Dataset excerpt
"""

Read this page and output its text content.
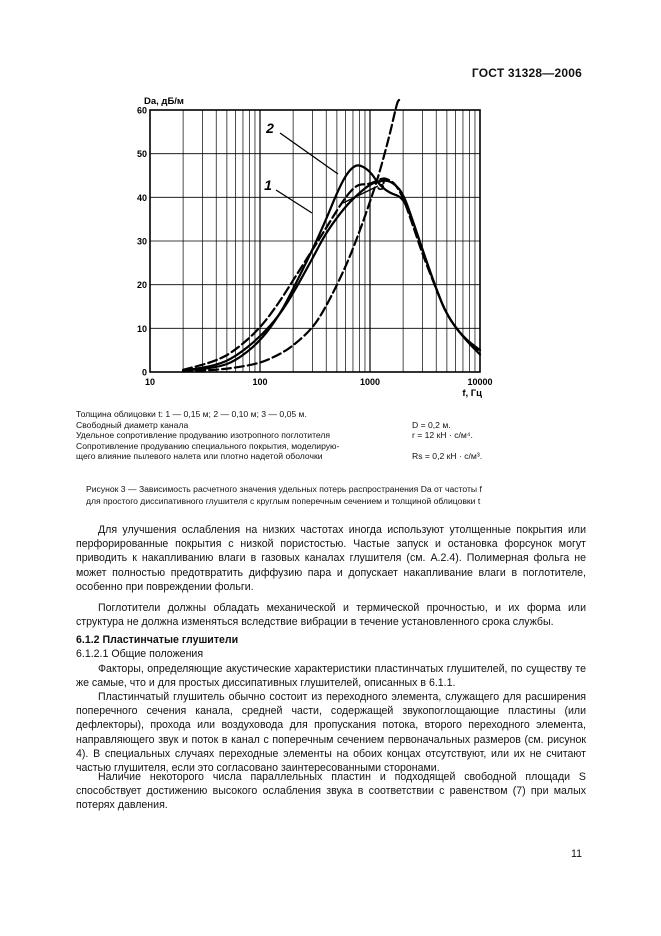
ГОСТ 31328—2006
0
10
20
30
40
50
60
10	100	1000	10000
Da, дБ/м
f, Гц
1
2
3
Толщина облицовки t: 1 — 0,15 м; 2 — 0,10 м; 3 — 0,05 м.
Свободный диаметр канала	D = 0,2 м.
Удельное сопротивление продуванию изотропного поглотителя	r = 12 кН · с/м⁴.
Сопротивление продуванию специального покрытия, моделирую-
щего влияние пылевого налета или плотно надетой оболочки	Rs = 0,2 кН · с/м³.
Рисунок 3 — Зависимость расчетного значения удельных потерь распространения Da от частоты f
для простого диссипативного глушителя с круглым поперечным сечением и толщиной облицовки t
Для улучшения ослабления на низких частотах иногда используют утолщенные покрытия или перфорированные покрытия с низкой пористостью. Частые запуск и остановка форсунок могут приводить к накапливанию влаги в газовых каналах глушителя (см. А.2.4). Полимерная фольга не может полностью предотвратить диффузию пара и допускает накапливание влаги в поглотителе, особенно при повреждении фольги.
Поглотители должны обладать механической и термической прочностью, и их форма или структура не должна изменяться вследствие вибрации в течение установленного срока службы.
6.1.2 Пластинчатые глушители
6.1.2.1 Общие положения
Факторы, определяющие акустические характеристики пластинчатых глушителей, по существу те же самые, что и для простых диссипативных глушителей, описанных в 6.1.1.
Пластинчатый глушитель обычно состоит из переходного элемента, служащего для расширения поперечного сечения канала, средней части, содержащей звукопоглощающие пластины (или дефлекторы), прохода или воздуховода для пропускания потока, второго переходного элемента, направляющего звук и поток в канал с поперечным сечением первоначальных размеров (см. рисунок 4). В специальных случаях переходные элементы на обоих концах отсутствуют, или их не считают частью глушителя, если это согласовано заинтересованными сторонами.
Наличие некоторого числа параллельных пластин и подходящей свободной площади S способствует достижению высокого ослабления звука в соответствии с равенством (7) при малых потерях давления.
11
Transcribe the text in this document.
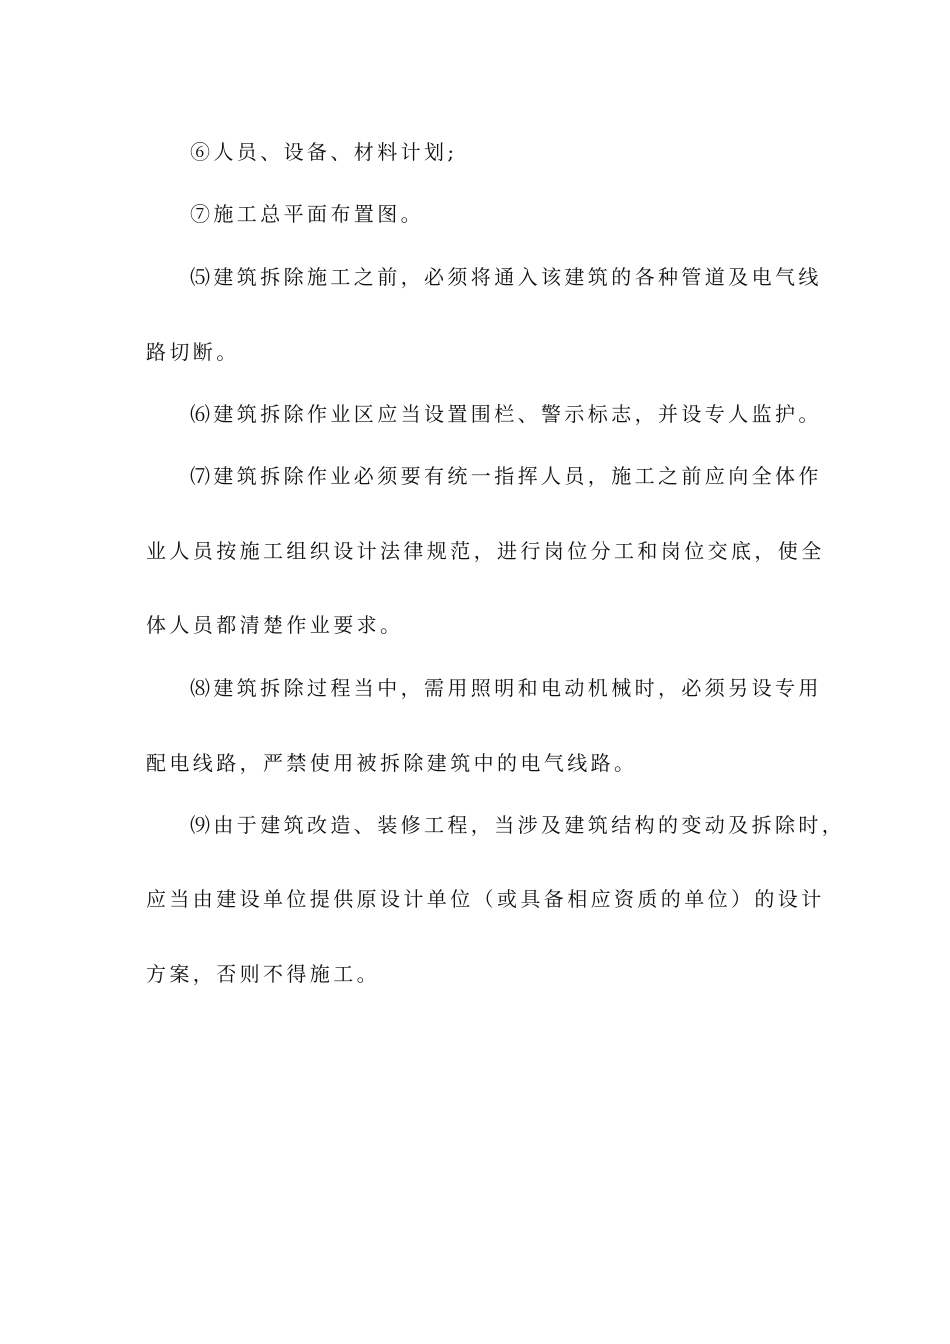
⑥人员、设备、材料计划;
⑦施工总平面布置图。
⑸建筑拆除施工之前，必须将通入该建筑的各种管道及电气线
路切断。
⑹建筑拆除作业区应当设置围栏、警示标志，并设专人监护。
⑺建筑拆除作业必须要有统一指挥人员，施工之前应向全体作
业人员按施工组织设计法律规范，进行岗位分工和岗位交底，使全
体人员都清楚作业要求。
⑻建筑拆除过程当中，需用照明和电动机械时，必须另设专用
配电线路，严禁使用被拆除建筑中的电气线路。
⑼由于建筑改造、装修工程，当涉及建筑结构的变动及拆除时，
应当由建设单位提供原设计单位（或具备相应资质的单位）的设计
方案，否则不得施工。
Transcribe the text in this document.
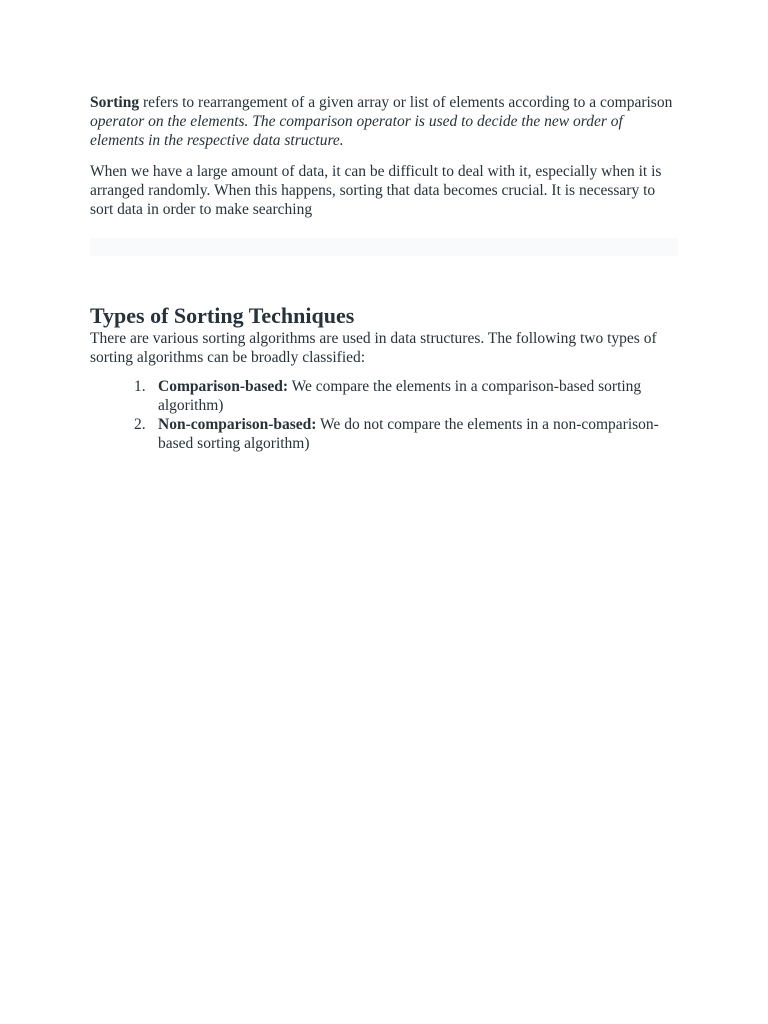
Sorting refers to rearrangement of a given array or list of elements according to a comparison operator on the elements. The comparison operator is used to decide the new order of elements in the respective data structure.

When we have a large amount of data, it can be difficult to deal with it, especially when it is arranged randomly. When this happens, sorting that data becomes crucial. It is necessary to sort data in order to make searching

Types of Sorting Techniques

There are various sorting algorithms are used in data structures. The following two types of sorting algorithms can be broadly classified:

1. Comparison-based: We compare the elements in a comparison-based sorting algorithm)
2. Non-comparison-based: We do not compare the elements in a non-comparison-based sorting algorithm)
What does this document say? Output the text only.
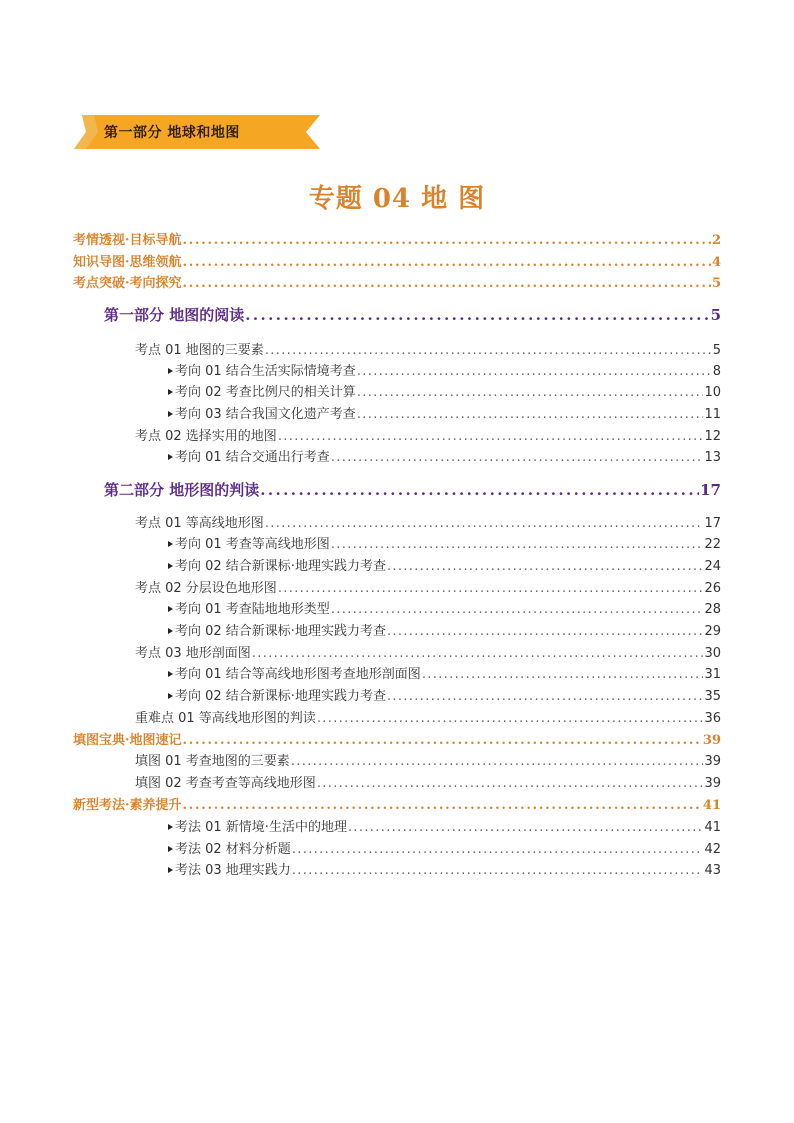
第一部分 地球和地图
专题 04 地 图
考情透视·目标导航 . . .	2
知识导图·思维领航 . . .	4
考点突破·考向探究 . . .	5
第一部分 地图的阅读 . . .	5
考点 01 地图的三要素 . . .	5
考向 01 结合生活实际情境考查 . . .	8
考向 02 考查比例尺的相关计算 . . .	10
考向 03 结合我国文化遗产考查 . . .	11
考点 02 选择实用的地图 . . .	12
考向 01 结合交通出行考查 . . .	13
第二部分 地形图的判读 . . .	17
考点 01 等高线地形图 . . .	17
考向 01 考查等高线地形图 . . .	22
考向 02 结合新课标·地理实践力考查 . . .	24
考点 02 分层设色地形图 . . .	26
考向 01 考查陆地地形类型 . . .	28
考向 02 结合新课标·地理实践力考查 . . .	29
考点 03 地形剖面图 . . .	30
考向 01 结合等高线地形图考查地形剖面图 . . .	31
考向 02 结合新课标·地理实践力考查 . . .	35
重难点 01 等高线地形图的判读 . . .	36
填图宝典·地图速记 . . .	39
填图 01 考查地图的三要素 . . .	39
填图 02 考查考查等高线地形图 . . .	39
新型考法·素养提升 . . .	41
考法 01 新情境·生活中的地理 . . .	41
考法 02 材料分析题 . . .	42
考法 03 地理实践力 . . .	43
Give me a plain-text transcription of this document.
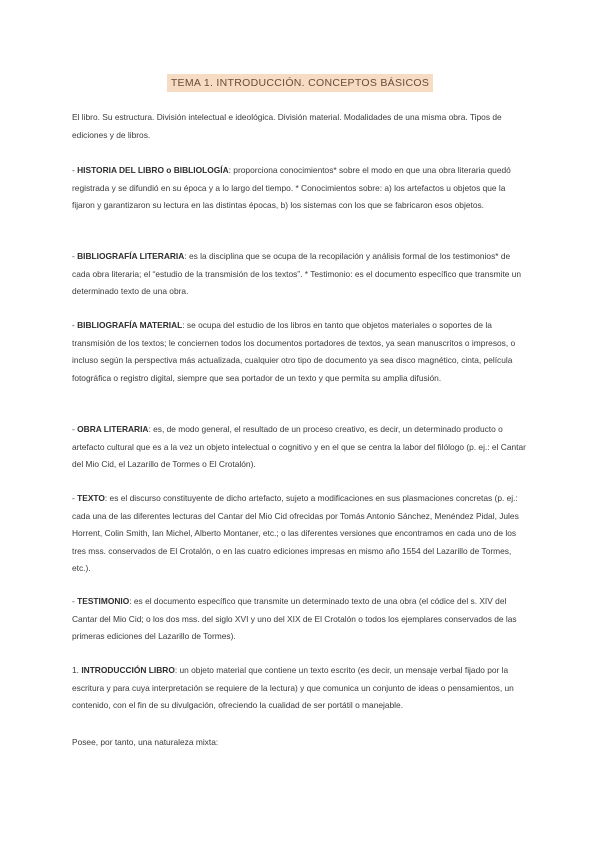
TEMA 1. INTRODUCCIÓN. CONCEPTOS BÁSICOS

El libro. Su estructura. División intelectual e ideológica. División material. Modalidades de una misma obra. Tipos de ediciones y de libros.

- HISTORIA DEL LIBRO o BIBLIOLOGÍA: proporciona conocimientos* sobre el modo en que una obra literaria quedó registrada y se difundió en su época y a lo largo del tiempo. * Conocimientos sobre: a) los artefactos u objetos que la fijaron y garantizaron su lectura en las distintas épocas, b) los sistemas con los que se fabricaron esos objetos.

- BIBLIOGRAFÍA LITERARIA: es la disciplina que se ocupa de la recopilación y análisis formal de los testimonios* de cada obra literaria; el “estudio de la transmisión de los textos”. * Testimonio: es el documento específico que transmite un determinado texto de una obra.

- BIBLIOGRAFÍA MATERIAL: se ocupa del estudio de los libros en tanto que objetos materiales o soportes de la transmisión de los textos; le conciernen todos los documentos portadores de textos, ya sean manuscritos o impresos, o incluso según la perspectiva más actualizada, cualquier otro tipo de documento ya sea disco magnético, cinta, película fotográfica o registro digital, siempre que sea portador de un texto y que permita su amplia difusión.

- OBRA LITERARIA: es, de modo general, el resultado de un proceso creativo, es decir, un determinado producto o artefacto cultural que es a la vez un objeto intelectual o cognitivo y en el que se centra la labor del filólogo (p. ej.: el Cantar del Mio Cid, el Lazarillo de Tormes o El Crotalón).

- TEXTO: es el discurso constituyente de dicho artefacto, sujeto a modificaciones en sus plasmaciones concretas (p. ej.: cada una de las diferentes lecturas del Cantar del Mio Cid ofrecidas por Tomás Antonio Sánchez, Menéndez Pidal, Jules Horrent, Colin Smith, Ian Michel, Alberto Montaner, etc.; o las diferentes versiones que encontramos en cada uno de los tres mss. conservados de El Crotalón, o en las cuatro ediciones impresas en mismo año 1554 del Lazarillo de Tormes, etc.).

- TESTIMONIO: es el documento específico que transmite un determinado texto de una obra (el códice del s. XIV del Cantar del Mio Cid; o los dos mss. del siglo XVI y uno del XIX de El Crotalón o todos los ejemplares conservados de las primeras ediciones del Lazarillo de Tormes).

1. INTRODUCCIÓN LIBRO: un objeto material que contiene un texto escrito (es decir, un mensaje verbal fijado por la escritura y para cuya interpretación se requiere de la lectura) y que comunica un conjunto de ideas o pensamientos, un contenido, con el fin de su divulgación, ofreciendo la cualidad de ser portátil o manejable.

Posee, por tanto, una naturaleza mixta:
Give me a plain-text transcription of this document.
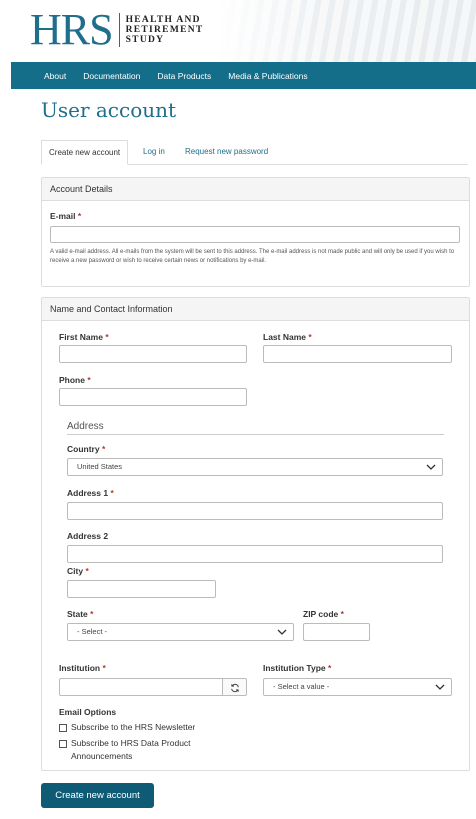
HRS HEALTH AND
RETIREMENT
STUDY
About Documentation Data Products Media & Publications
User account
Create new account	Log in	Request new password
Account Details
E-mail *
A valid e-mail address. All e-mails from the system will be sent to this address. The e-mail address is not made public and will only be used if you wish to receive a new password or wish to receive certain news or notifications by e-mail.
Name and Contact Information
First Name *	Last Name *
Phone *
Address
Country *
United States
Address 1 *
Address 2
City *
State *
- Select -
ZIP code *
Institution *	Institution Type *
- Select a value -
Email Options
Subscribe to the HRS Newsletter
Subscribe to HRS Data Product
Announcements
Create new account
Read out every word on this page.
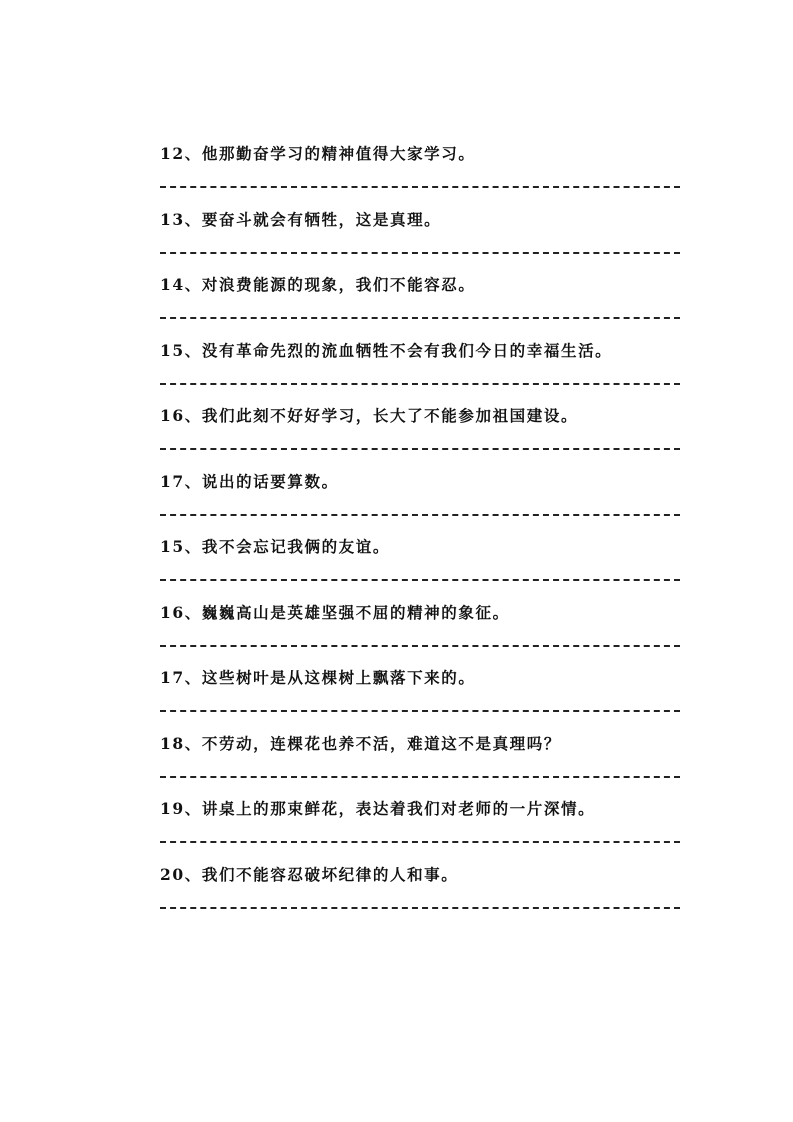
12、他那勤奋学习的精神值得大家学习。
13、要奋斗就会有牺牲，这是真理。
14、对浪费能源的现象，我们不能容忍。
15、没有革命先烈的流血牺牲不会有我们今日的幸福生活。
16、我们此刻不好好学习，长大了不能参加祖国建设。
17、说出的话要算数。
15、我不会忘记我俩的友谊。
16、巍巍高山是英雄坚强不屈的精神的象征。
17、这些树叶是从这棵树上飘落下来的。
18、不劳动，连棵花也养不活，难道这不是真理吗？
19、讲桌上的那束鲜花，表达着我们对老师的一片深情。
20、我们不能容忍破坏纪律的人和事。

"""

Retype, word for word, only the lines from the line with "Read out every word on this page." to the final line of the listing above; the pictures do not belong in the copy.

Read out every word on this page.
12、他那勤奋学习的精神值得大家学习。
13、要奋斗就会有牺牲，这是真理。
14、对浪费能源的现象，我们不能容忍。
15、没有革命先烈的流血牺牲不会有我们今日的幸福生活。
16、我们此刻不好好学习，长大了不能参加祖国建设。
17、说出的话要算数。
15、我不会忘记我俩的友谊。
16、巍巍高山是英雄坚强不屈的精神的象征。
17、这些树叶是从这棵树上飘落下来的。
18、不劳动，连棵花也养不活，难道这不是真理吗？
19、讲桌上的那束鲜花，表达着我们对老师的一片深情。
20、我们不能容忍破坏纪律的人和事。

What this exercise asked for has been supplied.